▶ Extracted material:
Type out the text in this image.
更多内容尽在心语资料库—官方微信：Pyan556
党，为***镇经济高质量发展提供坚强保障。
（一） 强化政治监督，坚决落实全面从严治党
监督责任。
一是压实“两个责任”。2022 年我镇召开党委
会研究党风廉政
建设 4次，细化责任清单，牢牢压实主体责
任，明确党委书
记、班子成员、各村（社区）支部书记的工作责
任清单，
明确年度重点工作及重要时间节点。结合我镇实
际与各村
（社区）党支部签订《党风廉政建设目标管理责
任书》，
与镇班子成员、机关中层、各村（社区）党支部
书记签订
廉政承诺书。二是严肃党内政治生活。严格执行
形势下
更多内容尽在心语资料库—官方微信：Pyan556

---

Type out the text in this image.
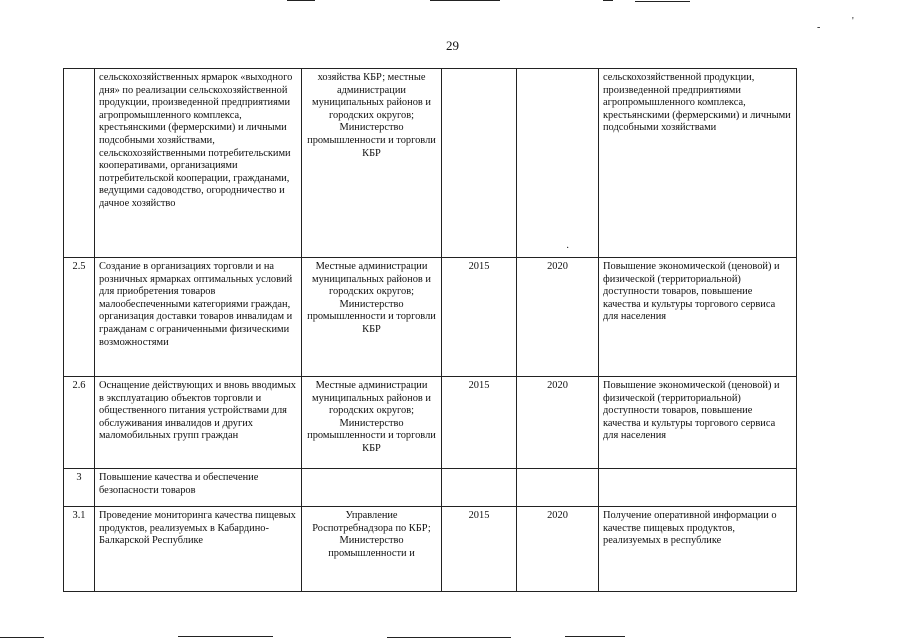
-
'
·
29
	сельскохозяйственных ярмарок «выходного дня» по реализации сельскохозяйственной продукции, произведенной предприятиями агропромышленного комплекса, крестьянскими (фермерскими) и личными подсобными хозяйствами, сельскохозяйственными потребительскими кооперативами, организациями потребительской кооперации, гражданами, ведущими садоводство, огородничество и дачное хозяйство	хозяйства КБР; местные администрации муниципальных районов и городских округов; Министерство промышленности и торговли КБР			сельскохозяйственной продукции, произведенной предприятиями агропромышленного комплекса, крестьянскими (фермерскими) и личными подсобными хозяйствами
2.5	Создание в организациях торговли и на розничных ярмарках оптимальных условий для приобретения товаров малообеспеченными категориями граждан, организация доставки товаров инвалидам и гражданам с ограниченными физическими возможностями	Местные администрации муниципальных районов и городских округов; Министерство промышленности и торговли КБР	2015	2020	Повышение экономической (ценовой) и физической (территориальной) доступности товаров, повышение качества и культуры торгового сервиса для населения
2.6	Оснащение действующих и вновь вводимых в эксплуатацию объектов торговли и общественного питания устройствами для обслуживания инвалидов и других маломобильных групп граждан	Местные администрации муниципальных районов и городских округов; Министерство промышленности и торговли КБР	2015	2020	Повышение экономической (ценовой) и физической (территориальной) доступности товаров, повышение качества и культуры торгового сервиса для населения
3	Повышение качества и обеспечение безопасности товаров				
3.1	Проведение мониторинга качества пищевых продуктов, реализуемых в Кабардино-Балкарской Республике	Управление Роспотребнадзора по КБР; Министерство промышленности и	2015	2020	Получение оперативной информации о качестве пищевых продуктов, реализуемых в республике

▶ Requirements: Search the lines above for the string "экономической", then show every one that has it.

▶ The reply:
2.5	Создание в организациях торговли и на розничных ярмарках оптимальных условий для приобретения товаров малообеспеченными категориями граждан, организация доставки товаров инвалидам и гражданам с ограниченными физическими возможностями	Местные администрации муниципальных районов и городских округов; Министерство промышленности и торговли КБР	2015	2020	Повышение экономической (ценовой) и физической (территориальной) доступности товаров, повышение качества и культуры торгового сервиса для населения
2.6	Оснащение действующих и вновь вводимых в эксплуатацию объектов торговли и общественного питания устройствами для обслуживания инвалидов и других маломобильных групп граждан	Местные администрации муниципальных районов и городских округов; Министерство промышленности и торговли КБР	2015	2020	Повышение экономической (ценовой) и физической (территориальной) доступности товаров, повышение качества и культуры торгового сервиса для населения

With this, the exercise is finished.